THE DATA
★ ★ ★ ★
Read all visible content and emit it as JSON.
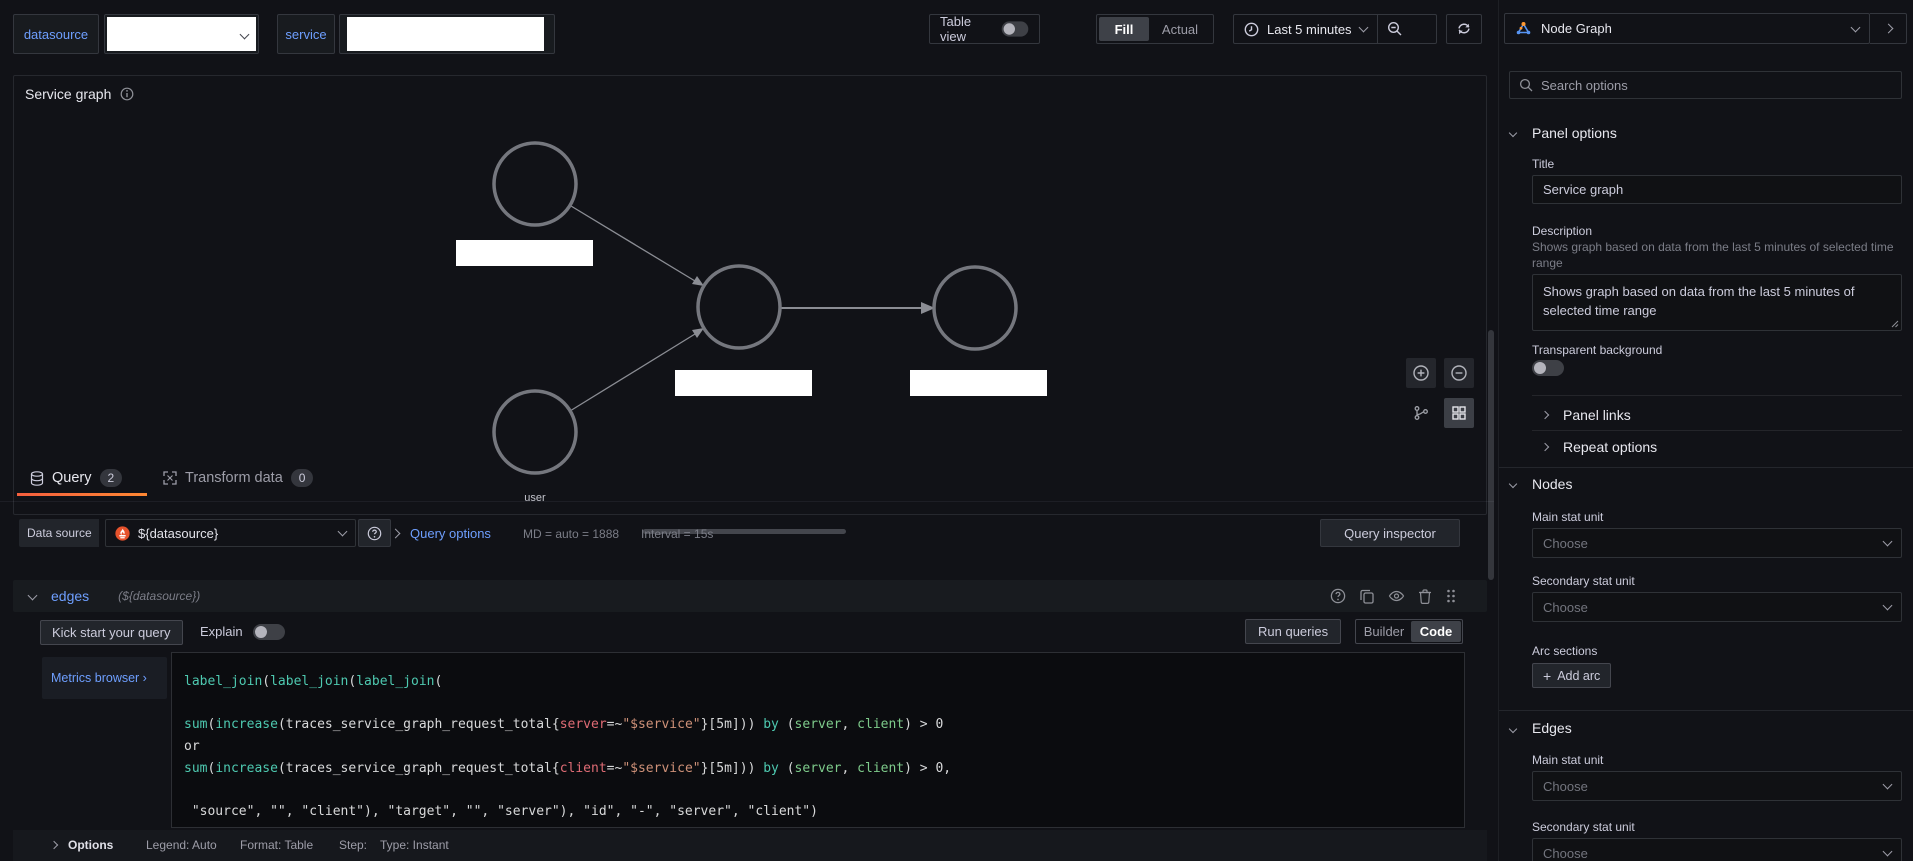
{
  "topbar": {
    "datasource_label": "datasource",
    "service_label": "service",
    "table_view_label": "Table view",
    "fill_label": "Fill",
    "actual_label": "Actual",
    "time_range_label": "Last 5 minutes",
    "panel_type_label": "Node Graph"
  },
  "panel": {
    "title": "Service graph",
    "user_node_label": "user",
    "nodes": [
      {
        "id": "node-1",
        "label_redacted": true
      },
      {
        "id": "node-2",
        "label_redacted": true
      },
      {
        "id": "node-3",
        "label_redacted": true
      },
      {
        "id": "node-user",
        "label": "user"
      }
    ]
  },
  "tabs": {
    "query_label": "Query",
    "query_count": "2",
    "transform_label": "Transform data",
    "transform_count": "0"
  },
  "datasource_row": {
    "label": "Data source",
    "value": "${datasource}",
    "query_options_label": "Query options",
    "md_text": "MD = auto = 1888",
    "interval_text": "Interval = 15s",
    "inspector_label": "Query inspector"
  },
  "query_row": {
    "name": "edges",
    "datasource_ref": "(${datasource})"
  },
  "query_toolbar": {
    "kickstart_label": "Kick start your query",
    "explain_label": "Explain",
    "run_label": "Run queries",
    "builder_label": "Builder",
    "code_label": "Code"
  },
  "editor": {
    "metrics_browser_label": "Metrics browser ›",
    "lines": [
      [
        [
          "fn",
          "label_join"
        ],
        [
          "pl",
          "("
        ],
        [
          "fn",
          "label_join"
        ],
        [
          "pl",
          "("
        ],
        [
          "fn",
          "label_join"
        ],
        [
          "pl",
          "("
        ]
      ],
      [],
      [
        [
          "fn",
          "sum"
        ],
        [
          "pl",
          "("
        ],
        [
          "fn",
          "increase"
        ],
        [
          "pl",
          "("
        ],
        [
          "pl",
          "traces_service_graph_request_total{"
        ],
        [
          "lb",
          "server"
        ],
        [
          "pl",
          "=~"
        ],
        [
          "st",
          "\"$service\""
        ],
        [
          "pl",
          "}[5m])) "
        ],
        [
          "fn",
          "by"
        ],
        [
          "pl",
          " ("
        ],
        [
          "gr",
          "server"
        ],
        [
          "pl",
          ", "
        ],
        [
          "gr",
          "client"
        ],
        [
          "pl",
          ") > 0"
        ]
      ],
      [
        [
          "pl",
          "or"
        ]
      ],
      [
        [
          "fn",
          "sum"
        ],
        [
          "pl",
          "("
        ],
        [
          "fn",
          "increase"
        ],
        [
          "pl",
          "("
        ],
        [
          "pl",
          "traces_service_graph_request_total{"
        ],
        [
          "lb",
          "client"
        ],
        [
          "pl",
          "=~"
        ],
        [
          "st",
          "\"$service\""
        ],
        [
          "pl",
          "}[5m])) "
        ],
        [
          "fn",
          "by"
        ],
        [
          "pl",
          " ("
        ],
        [
          "gr",
          "server"
        ],
        [
          "pl",
          ", "
        ],
        [
          "gr",
          "client"
        ],
        [
          "pl",
          ") > 0,"
        ]
      ],
      [],
      [
        [
          "pl",
          " \"source\", \"\", \"client\"), \"target\", \"\", \"server\"), \"id\", \"-\", \"server\", \"client\")"
        ]
      ]
    ]
  },
  "footer": {
    "options_label": "Options",
    "legend": "Legend: Auto",
    "format": "Format: Table",
    "step": "Step:",
    "type": "Type: Instant"
  },
  "sidebar": {
    "search_placeholder": "Search options",
    "panel_options": {
      "heading": "Panel options",
      "title_label": "Title",
      "title_value": "Service graph",
      "description_label": "Description",
      "description_help": "Shows graph based on data from the last 5 minutes of selected time range",
      "description_value": "Shows graph based on data from the last 5 minutes of selected time range",
      "transparent_label": "Transparent background",
      "panel_links_label": "Panel links",
      "repeat_options_label": "Repeat options"
    },
    "nodes": {
      "heading": "Nodes",
      "main_stat_label": "Main stat unit",
      "main_stat_value": "Choose",
      "secondary_stat_label": "Secondary stat unit",
      "secondary_stat_value": "Choose",
      "arc_sections_label": "Arc sections",
      "add_arc_label": "Add arc"
    },
    "edges": {
      "heading": "Edges",
      "main_stat_label": "Main stat unit",
      "main_stat_value": "Choose",
      "secondary_stat_label": "Secondary stat unit",
      "secondary_stat_value": "Choose"
    }
  },
  "colors": {
    "accent_blue": "#6e9fff",
    "tab_active_orange_start": "#f55f3e",
    "tab_active_orange_end": "#ff8833",
    "prometheus_orange": "#e6522c",
    "node_stroke": "#75777e"
  }
}
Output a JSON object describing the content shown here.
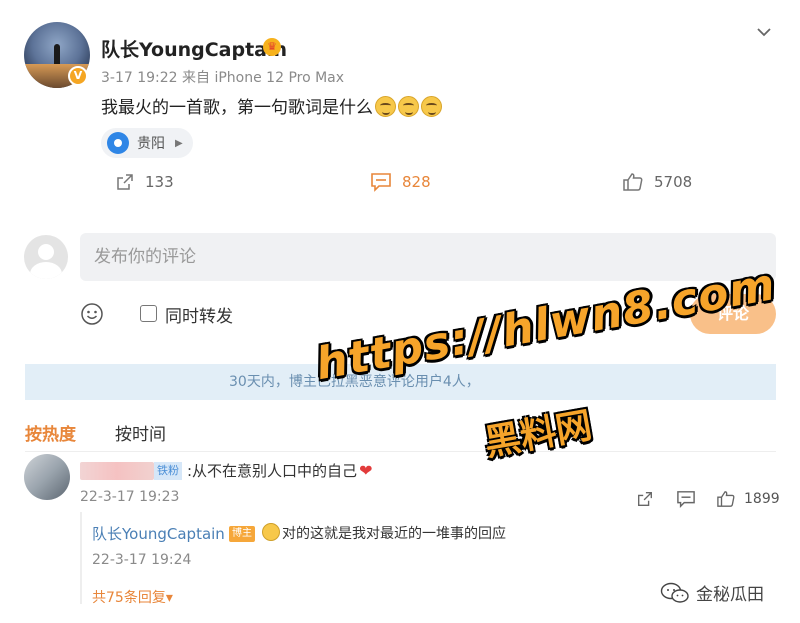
{
  "post": {
    "username": "队长YoungCaptain",
    "meta": "3-17 19:22  来自 iPhone 12 Pro Max",
    "content": "我最火的一首歌，第一句歌词是什么",
    "location": "贵阳",
    "shares": "133",
    "comments": "828",
    "likes": "5708"
  },
  "compose": {
    "placeholder": "发布你的评论",
    "repost_label": "同时转发",
    "submit_label": "评论"
  },
  "notice": "30天内，博主已拉黑恶意评论用户4人，",
  "tabs": {
    "hot": "按热度",
    "time": "按时间"
  },
  "comment": {
    "badge": "铁粉",
    "text": ":从不在意别人口中的自己",
    "time": "22-3-17 19:23",
    "likes": "1899"
  },
  "reply": {
    "username": "队长YoungCaptain",
    "badge": "博主",
    "text": "对的这就是我对最近的一堆事的回应",
    "time": "22-3-17 19:24",
    "more": "共75条回复"
  },
  "watermark": {
    "url": "https://hlwn8.com",
    "site": "黑料网",
    "brand": "金秘瓜田"
  },
  "colors": {
    "accent": "#e8863a",
    "link": "#4a7fb5",
    "notice_bg": "#e2eef7"
  }
}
★ ★ ★ ★
GIVEN TASK
Gather and copy every line of the data in which the string "Shows" is found.

PROBLEM SOLUTION
      "description_help": "Shows graph based on data from the last 5 minutes of selected time range",
      "description_value": "Shows graph based on data from the last 5 minutes of selected time range",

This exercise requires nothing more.